TASK REQUIREMENTS
With the pictures left out, copy the listing below exactly.

SOURCE DATA
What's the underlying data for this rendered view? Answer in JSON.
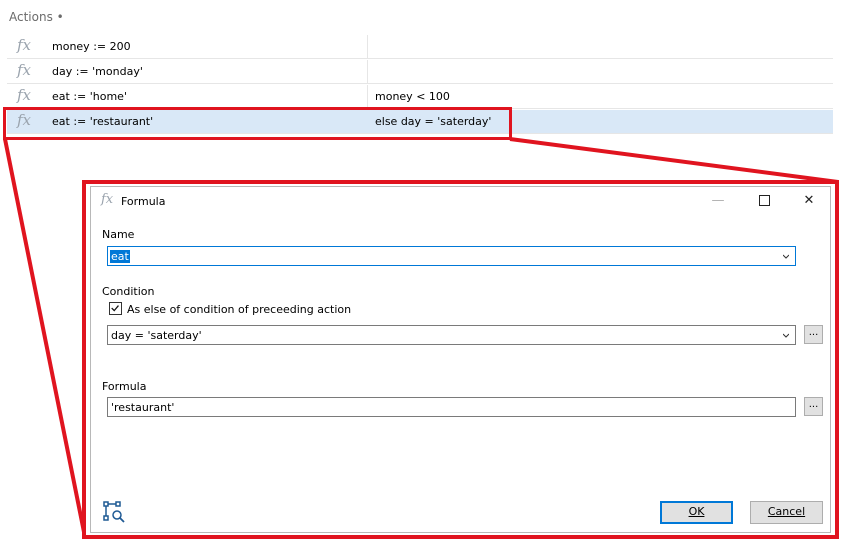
{
  "actions": {
    "title": "Actions •",
    "rows": [
      {
        "formula": "money := 200",
        "condition": ""
      },
      {
        "formula": "day := 'monday'",
        "condition": ""
      },
      {
        "formula": "eat := 'home'",
        "condition": "money < 100"
      },
      {
        "formula": "eat := 'restaurant'",
        "condition": "else day = 'saterday'"
      }
    ],
    "fx_glyph": "fx"
  },
  "dialog": {
    "title": "Formula",
    "fx_glyph": "fx",
    "window_controls": {
      "minimize": "—",
      "close": "✕"
    },
    "name_label": "Name",
    "name_value": "eat",
    "condition_label": "Condition",
    "else_checkbox_label": "As else of condition of preceeding action",
    "else_checked": true,
    "condition_value": "day = 'saterday'",
    "formula_label": "Formula",
    "formula_value": "'restaurant'",
    "ellipsis": "...",
    "ok_label": "OK",
    "cancel_label": "Cancel"
  },
  "colors": {
    "highlight": "#e0141f",
    "selection": "#d9e8f7",
    "accent": "#0078d7"
  }
}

RESPONSE FOR THIS EXERCISE
What's the underlying data for this rendered view? Answer in JSON.
{
  "actions": {
    "title": "Actions •",
    "rows": [
      {
        "formula": "money := 200",
        "condition": ""
      },
      {
        "formula": "day := 'monday'",
        "condition": ""
      },
      {
        "formula": "eat := 'home'",
        "condition": "money < 100"
      },
      {
        "formula": "eat := 'restaurant'",
        "condition": "else day = 'saterday'"
      }
    ],
    "fx_glyph": "fx"
  },
  "dialog": {
    "title": "Formula",
    "fx_glyph": "fx",
    "window_controls": {
      "minimize": "—",
      "close": "✕"
    },
    "name_label": "Name",
    "name_value": "eat",
    "condition_label": "Condition",
    "else_checkbox_label": "As else of condition of preceeding action",
    "else_checked": true,
    "condition_value": "day = 'saterday'",
    "formula_label": "Formula",
    "formula_value": "'restaurant'",
    "ellipsis": "...",
    "ok_label": "OK",
    "cancel_label": "Cancel"
  },
  "colors": {
    "highlight": "#e0141f",
    "selection": "#d9e8f7",
    "accent": "#0078d7"
  }
}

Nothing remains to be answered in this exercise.